> [EXERCISE DETAILS]
Pull out every line containing the string "jefes".

> [DATASET ENTRIES]
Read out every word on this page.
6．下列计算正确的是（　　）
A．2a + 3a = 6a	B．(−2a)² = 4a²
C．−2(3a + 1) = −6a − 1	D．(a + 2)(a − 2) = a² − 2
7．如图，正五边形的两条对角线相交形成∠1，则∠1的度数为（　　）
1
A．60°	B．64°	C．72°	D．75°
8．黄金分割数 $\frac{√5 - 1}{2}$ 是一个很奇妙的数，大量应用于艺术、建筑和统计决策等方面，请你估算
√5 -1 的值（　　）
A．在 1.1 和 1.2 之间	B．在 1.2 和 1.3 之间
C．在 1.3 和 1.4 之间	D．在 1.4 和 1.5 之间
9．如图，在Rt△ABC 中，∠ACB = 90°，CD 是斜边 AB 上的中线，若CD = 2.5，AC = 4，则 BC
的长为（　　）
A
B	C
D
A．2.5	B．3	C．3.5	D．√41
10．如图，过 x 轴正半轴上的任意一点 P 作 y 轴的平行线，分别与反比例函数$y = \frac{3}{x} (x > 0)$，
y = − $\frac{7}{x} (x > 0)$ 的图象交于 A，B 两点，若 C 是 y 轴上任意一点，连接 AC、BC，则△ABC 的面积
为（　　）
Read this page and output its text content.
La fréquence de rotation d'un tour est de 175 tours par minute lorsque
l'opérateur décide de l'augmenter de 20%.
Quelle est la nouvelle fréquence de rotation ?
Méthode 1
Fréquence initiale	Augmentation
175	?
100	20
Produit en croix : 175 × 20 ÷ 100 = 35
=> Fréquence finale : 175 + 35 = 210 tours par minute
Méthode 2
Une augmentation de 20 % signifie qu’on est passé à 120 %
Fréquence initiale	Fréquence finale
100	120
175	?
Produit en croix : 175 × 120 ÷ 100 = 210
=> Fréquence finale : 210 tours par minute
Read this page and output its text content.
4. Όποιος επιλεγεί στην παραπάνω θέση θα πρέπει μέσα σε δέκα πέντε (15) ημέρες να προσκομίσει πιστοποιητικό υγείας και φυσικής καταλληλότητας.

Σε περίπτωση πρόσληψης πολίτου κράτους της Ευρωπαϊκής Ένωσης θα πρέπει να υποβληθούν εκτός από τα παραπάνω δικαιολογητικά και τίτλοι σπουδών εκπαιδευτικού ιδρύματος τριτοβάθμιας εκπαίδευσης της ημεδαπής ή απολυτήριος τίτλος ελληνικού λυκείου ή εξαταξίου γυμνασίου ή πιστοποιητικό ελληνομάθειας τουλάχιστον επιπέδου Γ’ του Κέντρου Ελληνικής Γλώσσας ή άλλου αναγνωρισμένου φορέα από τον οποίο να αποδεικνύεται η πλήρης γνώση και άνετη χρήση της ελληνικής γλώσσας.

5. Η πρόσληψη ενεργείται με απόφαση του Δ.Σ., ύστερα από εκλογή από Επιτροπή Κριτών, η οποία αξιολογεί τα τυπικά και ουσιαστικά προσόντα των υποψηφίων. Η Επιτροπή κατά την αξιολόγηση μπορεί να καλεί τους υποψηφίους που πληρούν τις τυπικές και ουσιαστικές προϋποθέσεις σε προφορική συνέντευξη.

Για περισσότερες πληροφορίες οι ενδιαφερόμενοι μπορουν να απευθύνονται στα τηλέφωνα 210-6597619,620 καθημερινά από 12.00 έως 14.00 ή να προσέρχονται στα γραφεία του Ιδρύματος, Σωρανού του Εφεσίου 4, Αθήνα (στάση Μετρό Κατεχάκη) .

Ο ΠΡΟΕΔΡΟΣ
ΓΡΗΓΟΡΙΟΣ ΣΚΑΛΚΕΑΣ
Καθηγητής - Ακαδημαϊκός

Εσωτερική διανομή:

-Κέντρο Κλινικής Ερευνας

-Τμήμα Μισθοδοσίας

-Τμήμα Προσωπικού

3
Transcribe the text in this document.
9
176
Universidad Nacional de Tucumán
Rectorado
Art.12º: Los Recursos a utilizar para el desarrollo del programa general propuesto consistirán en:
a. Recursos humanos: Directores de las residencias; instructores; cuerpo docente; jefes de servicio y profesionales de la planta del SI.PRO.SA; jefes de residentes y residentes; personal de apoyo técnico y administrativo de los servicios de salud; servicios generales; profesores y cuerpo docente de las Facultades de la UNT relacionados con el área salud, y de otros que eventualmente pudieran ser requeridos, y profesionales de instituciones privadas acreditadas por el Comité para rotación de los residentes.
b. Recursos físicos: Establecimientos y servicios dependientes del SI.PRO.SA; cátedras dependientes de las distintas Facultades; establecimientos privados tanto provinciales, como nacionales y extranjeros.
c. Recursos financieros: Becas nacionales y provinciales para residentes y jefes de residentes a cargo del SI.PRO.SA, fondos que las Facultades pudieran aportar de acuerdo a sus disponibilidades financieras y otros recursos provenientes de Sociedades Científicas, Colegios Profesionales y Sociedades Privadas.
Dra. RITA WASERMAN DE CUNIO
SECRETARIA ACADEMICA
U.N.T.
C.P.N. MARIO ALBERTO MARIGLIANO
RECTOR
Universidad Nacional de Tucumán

> [SOLUTION TO THE PROBLEM]
a. Recursos humanos: Directores de las residencias; instructores; cuerpo docente; jefes de servicio y profesionales de la planta del SI.PRO.SA; jefes de residentes y residentes; personal de apoyo técnico y administrativo de los servicios de salud; servicios generales; profesores y cuerpo docente de las Facultades de la UNT relacionados con el área salud, y de otros que eventualmente pudieran ser requeridos, y profesionales de instituciones privadas acreditadas por el Comité para rotación de los residentes.
c. Recursos financieros: Becas nacionales y provinciales para residentes y jefes de residentes a cargo del SI.PRO.SA, fondos que las Facultades pudieran aportar de acuerdo a sus disponibilidades financieras y otros recursos provenientes de Sociedades Científicas, Colegios Profesionales y Sociedades Privadas.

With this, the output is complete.